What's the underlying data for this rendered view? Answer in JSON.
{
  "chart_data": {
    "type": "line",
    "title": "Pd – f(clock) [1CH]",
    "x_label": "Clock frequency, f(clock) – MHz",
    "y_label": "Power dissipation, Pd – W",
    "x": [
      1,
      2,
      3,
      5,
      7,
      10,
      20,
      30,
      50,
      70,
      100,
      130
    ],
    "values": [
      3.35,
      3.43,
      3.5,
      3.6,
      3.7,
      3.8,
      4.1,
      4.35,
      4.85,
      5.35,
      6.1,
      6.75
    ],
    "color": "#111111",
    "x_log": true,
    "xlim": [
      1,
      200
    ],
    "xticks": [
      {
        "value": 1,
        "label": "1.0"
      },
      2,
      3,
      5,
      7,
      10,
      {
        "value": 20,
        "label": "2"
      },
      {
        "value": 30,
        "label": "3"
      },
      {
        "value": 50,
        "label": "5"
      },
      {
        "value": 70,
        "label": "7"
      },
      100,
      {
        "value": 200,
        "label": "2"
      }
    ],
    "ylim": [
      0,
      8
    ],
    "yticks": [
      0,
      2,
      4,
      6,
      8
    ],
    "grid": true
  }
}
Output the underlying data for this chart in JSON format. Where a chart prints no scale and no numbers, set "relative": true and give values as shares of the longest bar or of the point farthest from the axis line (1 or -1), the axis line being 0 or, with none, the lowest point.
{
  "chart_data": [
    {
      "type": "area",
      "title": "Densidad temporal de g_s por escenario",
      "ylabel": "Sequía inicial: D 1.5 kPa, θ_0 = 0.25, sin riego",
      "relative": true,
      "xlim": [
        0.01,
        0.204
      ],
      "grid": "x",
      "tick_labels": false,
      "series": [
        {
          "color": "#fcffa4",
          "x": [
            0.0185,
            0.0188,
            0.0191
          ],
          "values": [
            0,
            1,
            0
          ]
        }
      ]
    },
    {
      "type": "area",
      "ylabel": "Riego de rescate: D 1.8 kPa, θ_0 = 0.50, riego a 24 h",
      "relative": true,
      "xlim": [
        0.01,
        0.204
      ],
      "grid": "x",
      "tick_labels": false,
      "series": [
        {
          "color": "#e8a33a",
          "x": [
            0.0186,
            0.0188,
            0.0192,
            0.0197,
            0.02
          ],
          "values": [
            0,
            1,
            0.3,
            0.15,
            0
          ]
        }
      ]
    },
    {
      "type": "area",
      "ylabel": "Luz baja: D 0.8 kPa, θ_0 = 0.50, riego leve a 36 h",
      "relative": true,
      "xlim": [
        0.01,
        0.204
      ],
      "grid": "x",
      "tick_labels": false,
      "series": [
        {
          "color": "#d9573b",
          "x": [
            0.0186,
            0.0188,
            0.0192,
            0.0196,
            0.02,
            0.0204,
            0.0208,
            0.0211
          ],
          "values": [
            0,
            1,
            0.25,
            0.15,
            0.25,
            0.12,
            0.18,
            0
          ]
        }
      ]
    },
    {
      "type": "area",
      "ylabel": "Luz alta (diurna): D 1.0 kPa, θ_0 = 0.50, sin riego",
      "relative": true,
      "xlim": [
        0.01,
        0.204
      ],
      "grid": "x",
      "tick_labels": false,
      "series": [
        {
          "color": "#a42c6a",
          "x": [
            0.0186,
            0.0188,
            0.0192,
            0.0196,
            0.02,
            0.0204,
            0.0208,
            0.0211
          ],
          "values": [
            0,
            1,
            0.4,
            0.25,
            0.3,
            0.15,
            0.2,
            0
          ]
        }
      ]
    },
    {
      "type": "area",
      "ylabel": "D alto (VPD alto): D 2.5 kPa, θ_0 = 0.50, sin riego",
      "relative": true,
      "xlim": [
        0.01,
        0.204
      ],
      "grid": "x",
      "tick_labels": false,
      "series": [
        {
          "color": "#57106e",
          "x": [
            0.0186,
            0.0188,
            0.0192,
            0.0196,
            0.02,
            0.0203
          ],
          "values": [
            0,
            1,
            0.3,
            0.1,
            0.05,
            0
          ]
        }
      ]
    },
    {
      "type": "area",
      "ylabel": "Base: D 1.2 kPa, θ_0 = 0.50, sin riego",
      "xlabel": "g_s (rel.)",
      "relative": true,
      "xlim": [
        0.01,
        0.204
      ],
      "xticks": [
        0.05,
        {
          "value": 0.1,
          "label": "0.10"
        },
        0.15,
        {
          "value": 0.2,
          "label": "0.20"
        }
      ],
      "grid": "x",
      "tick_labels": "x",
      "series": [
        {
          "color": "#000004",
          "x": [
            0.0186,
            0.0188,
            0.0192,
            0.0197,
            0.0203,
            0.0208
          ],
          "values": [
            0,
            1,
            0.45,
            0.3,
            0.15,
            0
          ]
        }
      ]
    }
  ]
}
· · ·
**To do:**
Copy each line containing the word "title" from the data.

**Result for this task:**
    "title": "Pd – f(clock) [1CH]",
      "title": "Densidad temporal de g_s por escenario",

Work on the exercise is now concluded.